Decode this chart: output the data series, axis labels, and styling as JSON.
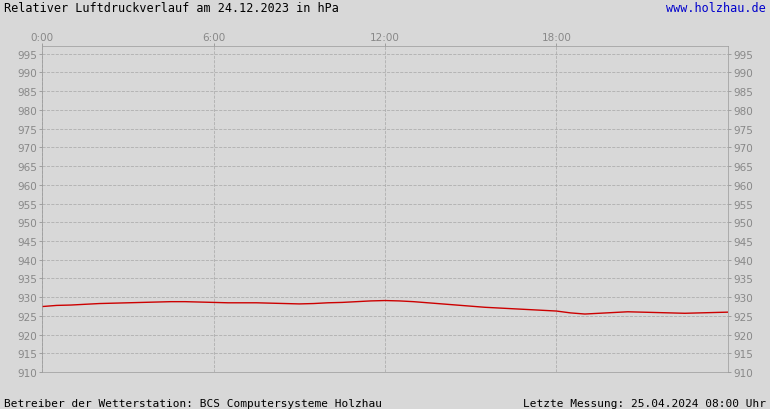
{
  "title": "Relativer Luftdruckverlauf am 24.12.2023 in hPa",
  "url": "www.holzhau.de",
  "footer_left": "Betreiber der Wetterstation: BCS Computersysteme Holzhau",
  "footer_right": "Letzte Messung: 25.04.2024 08:00 Uhr",
  "xlim": [
    0,
    1440
  ],
  "ylim": [
    910,
    997
  ],
  "yticks": [
    910,
    915,
    920,
    925,
    930,
    935,
    940,
    945,
    950,
    955,
    960,
    965,
    970,
    975,
    980,
    985,
    990,
    995
  ],
  "xticks_minutes": [
    0,
    360,
    720,
    1080
  ],
  "xtick_labels": [
    "0:00",
    "6:00",
    "12:00",
    "18:00"
  ],
  "bg_color": "#d8d8d8",
  "plot_bg_color": "#d8d8d8",
  "grid_color": "#aaaaaa",
  "line_color": "#cc0000",
  "title_color": "#000000",
  "url_color": "#0000cc",
  "footer_color": "#000000",
  "tick_label_color": "#888888",
  "pressure_data": [
    [
      0,
      927.5
    ],
    [
      30,
      927.8
    ],
    [
      60,
      927.9
    ],
    [
      90,
      928.1
    ],
    [
      120,
      928.3
    ],
    [
      150,
      928.4
    ],
    [
      180,
      928.5
    ],
    [
      210,
      928.6
    ],
    [
      240,
      928.7
    ],
    [
      270,
      928.8
    ],
    [
      300,
      928.8
    ],
    [
      330,
      928.7
    ],
    [
      360,
      928.6
    ],
    [
      390,
      928.5
    ],
    [
      420,
      928.5
    ],
    [
      450,
      928.5
    ],
    [
      480,
      928.4
    ],
    [
      510,
      928.3
    ],
    [
      540,
      928.2
    ],
    [
      570,
      928.3
    ],
    [
      600,
      928.5
    ],
    [
      630,
      928.6
    ],
    [
      660,
      928.8
    ],
    [
      690,
      929.0
    ],
    [
      720,
      929.1
    ],
    [
      750,
      929.0
    ],
    [
      780,
      928.8
    ],
    [
      810,
      928.5
    ],
    [
      840,
      928.2
    ],
    [
      870,
      927.9
    ],
    [
      900,
      927.6
    ],
    [
      930,
      927.3
    ],
    [
      960,
      927.1
    ],
    [
      990,
      926.9
    ],
    [
      1020,
      926.7
    ],
    [
      1050,
      926.5
    ],
    [
      1080,
      926.3
    ],
    [
      1110,
      925.8
    ],
    [
      1140,
      925.5
    ],
    [
      1170,
      925.7
    ],
    [
      1200,
      925.9
    ],
    [
      1230,
      926.1
    ],
    [
      1260,
      926.0
    ],
    [
      1290,
      925.9
    ],
    [
      1320,
      925.8
    ],
    [
      1350,
      925.7
    ],
    [
      1380,
      925.8
    ],
    [
      1410,
      925.9
    ],
    [
      1440,
      926.0
    ]
  ]
}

Your task: Except for the pictures, copy the material above exactly.

Solution for this task:
Decode this chart: output the data series, axis labels, and styling as JSON.
{
  "title": "Relativer Luftdruckverlauf am 24.12.2023 in hPa",
  "url": "www.holzhau.de",
  "footer_left": "Betreiber der Wetterstation: BCS Computersysteme Holzhau",
  "footer_right": "Letzte Messung: 25.04.2024 08:00 Uhr",
  "xlim": [
    0,
    1440
  ],
  "ylim": [
    910,
    997
  ],
  "yticks": [
    910,
    915,
    920,
    925,
    930,
    935,
    940,
    945,
    950,
    955,
    960,
    965,
    970,
    975,
    980,
    985,
    990,
    995
  ],
  "xticks_minutes": [
    0,
    360,
    720,
    1080
  ],
  "xtick_labels": [
    "0:00",
    "6:00",
    "12:00",
    "18:00"
  ],
  "bg_color": "#d8d8d8",
  "plot_bg_color": "#d8d8d8",
  "grid_color": "#aaaaaa",
  "line_color": "#cc0000",
  "title_color": "#000000",
  "url_color": "#0000cc",
  "footer_color": "#000000",
  "tick_label_color": "#888888",
  "pressure_data": [
    [
      0,
      927.5
    ],
    [
      30,
      927.8
    ],
    [
      60,
      927.9
    ],
    [
      90,
      928.1
    ],
    [
      120,
      928.3
    ],
    [
      150,
      928.4
    ],
    [
      180,
      928.5
    ],
    [
      210,
      928.6
    ],
    [
      240,
      928.7
    ],
    [
      270,
      928.8
    ],
    [
      300,
      928.8
    ],
    [
      330,
      928.7
    ],
    [
      360,
      928.6
    ],
    [
      390,
      928.5
    ],
    [
      420,
      928.5
    ],
    [
      450,
      928.5
    ],
    [
      480,
      928.4
    ],
    [
      510,
      928.3
    ],
    [
      540,
      928.2
    ],
    [
      570,
      928.3
    ],
    [
      600,
      928.5
    ],
    [
      630,
      928.6
    ],
    [
      660,
      928.8
    ],
    [
      690,
      929.0
    ],
    [
      720,
      929.1
    ],
    [
      750,
      929.0
    ],
    [
      780,
      928.8
    ],
    [
      810,
      928.5
    ],
    [
      840,
      928.2
    ],
    [
      870,
      927.9
    ],
    [
      900,
      927.6
    ],
    [
      930,
      927.3
    ],
    [
      960,
      927.1
    ],
    [
      990,
      926.9
    ],
    [
      1020,
      926.7
    ],
    [
      1050,
      926.5
    ],
    [
      1080,
      926.3
    ],
    [
      1110,
      925.8
    ],
    [
      1140,
      925.5
    ],
    [
      1170,
      925.7
    ],
    [
      1200,
      925.9
    ],
    [
      1230,
      926.1
    ],
    [
      1260,
      926.0
    ],
    [
      1290,
      925.9
    ],
    [
      1320,
      925.8
    ],
    [
      1350,
      925.7
    ],
    [
      1380,
      925.8
    ],
    [
      1410,
      925.9
    ],
    [
      1440,
      926.0
    ]
  ]
}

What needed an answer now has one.